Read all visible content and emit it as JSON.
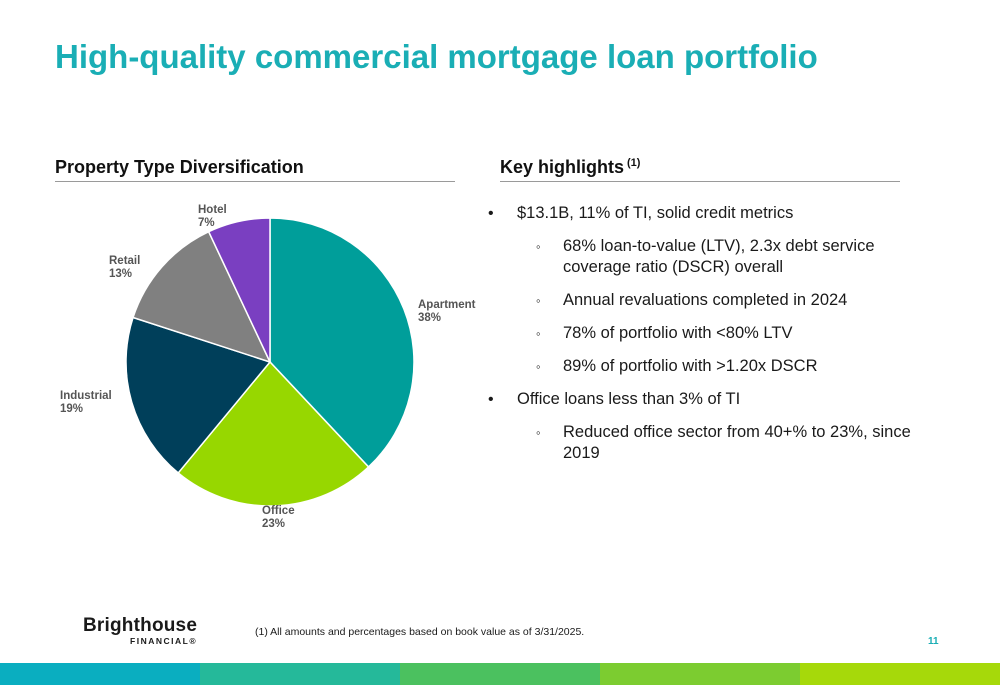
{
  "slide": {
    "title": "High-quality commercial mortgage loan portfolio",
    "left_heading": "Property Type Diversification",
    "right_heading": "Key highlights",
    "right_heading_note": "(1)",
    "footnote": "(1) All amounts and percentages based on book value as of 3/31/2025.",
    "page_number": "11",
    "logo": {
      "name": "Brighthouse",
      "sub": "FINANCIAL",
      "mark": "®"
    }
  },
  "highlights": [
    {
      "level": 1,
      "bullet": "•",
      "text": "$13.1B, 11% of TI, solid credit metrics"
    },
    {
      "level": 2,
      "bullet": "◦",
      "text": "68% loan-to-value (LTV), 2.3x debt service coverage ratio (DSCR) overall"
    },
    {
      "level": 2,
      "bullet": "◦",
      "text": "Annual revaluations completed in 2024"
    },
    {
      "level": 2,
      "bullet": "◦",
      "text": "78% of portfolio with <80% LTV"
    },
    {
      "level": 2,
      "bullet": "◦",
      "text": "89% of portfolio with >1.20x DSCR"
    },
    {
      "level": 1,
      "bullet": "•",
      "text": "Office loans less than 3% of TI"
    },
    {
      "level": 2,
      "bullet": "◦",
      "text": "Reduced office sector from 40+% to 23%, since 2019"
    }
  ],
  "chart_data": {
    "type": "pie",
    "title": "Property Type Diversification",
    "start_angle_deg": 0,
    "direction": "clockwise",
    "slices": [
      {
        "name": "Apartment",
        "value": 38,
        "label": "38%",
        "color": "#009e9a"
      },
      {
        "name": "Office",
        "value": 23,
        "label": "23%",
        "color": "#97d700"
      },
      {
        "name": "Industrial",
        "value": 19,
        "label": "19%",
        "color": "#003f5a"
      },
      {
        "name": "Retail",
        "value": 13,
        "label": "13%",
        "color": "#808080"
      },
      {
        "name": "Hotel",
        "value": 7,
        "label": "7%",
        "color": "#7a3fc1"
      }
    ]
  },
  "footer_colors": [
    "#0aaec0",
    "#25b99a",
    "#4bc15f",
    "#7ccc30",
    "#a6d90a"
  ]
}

::::::::::

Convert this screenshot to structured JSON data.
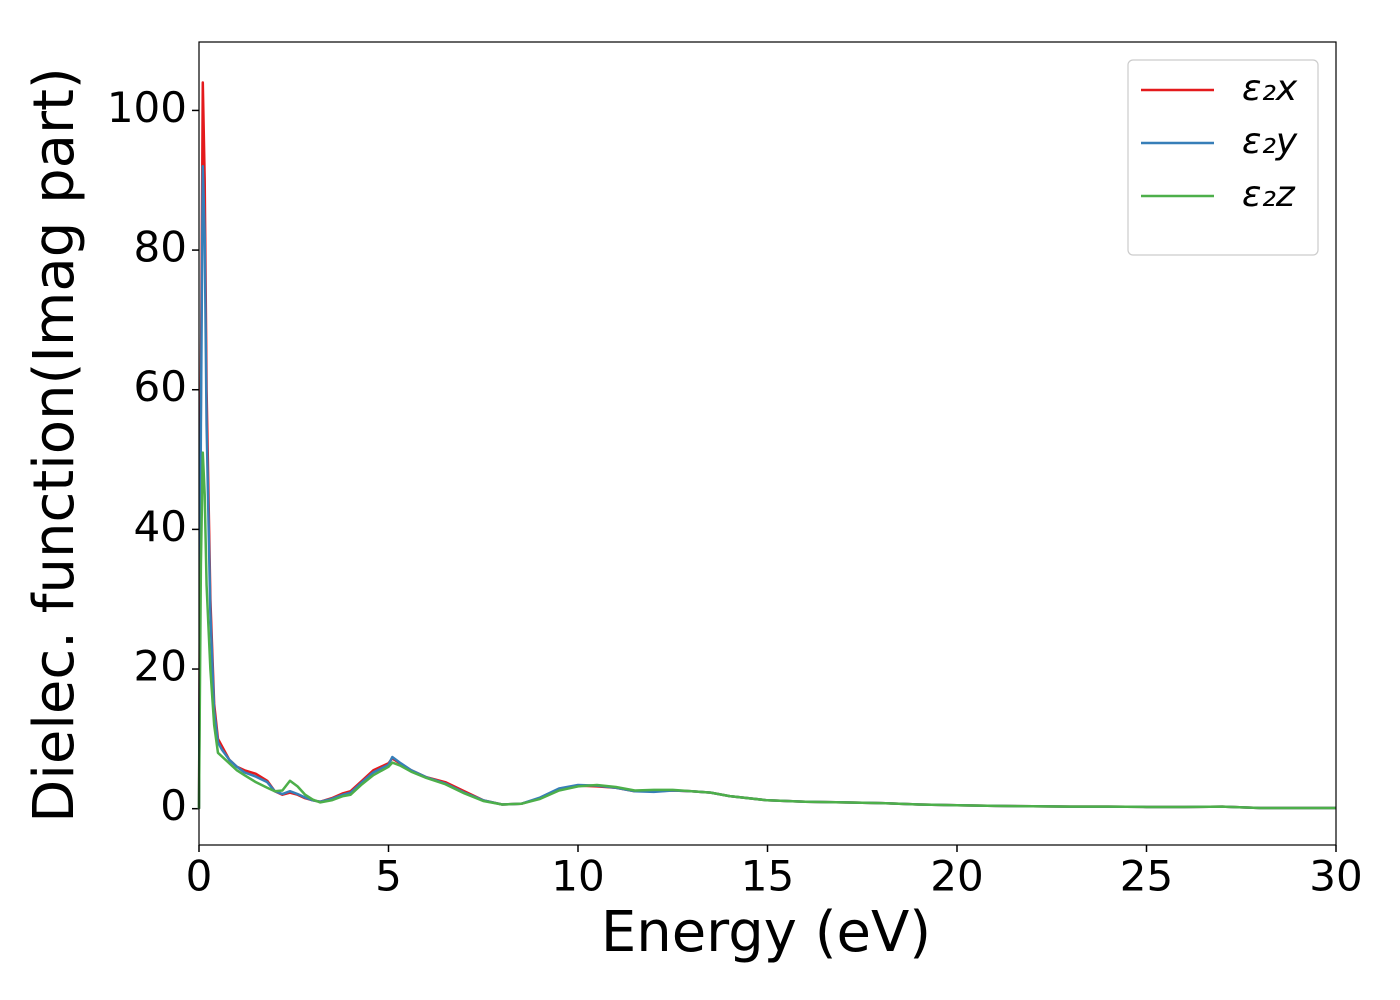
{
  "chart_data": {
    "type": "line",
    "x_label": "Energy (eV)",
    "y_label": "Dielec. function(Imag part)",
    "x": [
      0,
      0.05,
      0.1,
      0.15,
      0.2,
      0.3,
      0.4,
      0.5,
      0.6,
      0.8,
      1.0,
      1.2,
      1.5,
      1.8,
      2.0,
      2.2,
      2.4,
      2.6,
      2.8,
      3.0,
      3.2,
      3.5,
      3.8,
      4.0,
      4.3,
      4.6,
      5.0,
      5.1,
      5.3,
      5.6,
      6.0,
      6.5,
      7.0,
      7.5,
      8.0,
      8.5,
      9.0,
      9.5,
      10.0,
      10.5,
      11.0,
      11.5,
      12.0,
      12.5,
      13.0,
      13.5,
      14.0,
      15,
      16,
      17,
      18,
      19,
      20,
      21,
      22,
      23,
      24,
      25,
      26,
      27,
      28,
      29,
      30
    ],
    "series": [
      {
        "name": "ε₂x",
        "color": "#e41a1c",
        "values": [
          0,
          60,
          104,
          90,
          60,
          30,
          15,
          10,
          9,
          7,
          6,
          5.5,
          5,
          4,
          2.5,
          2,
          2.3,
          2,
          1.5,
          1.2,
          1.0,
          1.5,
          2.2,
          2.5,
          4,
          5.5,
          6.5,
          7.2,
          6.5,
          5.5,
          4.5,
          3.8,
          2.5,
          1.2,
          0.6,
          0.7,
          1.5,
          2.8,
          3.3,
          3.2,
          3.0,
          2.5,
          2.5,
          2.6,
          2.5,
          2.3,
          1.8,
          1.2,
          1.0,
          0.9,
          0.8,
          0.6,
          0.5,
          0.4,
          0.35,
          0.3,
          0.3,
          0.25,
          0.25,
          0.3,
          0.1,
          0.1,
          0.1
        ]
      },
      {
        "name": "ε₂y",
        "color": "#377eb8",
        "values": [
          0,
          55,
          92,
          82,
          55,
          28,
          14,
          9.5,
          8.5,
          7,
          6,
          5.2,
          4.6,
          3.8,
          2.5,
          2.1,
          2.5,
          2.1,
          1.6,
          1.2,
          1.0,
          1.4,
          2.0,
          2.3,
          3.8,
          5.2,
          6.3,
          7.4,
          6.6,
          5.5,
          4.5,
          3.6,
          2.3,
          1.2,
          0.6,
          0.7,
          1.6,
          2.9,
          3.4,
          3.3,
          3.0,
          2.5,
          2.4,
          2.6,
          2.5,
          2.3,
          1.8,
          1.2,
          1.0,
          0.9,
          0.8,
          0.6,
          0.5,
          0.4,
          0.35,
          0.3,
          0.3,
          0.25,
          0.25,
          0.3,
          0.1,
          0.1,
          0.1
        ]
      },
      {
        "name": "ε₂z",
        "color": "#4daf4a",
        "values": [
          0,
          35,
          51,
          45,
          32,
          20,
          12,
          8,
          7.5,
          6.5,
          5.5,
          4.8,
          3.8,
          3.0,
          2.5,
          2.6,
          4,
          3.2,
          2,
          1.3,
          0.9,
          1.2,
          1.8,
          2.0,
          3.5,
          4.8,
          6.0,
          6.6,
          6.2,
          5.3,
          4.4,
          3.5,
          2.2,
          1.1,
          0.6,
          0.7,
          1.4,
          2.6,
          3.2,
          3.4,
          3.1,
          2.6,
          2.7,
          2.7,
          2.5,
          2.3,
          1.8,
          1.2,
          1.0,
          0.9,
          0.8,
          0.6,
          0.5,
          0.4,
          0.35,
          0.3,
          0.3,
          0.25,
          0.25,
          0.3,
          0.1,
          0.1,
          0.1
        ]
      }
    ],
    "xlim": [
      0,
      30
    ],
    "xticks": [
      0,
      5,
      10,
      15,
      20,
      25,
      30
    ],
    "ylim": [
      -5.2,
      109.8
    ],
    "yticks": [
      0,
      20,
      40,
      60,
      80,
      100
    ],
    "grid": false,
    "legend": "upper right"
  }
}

::::::::::

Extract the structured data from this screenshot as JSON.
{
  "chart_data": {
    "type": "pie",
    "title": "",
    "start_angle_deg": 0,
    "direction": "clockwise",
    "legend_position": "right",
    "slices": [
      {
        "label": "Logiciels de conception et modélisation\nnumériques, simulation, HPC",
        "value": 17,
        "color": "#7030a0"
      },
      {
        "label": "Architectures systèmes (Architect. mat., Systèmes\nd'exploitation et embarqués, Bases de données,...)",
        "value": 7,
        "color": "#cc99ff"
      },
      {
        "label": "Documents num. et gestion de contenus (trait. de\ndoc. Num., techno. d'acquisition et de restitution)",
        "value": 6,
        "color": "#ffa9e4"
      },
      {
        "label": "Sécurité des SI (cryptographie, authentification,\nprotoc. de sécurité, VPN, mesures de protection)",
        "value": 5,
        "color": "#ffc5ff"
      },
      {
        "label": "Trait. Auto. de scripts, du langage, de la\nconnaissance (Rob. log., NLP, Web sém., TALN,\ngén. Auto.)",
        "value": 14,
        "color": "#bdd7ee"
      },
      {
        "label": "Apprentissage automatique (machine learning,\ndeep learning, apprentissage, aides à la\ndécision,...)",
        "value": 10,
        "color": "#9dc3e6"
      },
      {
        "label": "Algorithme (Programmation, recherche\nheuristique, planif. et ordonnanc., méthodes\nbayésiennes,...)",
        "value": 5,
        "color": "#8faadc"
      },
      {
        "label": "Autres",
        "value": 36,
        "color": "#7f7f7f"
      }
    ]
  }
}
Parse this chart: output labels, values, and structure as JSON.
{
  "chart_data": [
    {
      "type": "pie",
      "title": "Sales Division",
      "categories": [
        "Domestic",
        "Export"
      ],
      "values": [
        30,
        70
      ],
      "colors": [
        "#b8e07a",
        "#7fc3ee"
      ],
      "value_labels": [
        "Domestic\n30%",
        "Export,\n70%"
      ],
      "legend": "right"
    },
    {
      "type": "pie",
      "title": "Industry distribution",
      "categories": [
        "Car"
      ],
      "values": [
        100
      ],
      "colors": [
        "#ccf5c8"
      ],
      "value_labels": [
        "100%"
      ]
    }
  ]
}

::::::::::

GIVEN EXERCISE: Determine how many of the lines above hold the word "DSCR", and output that number by itself.

WORKED SOLUTION: 2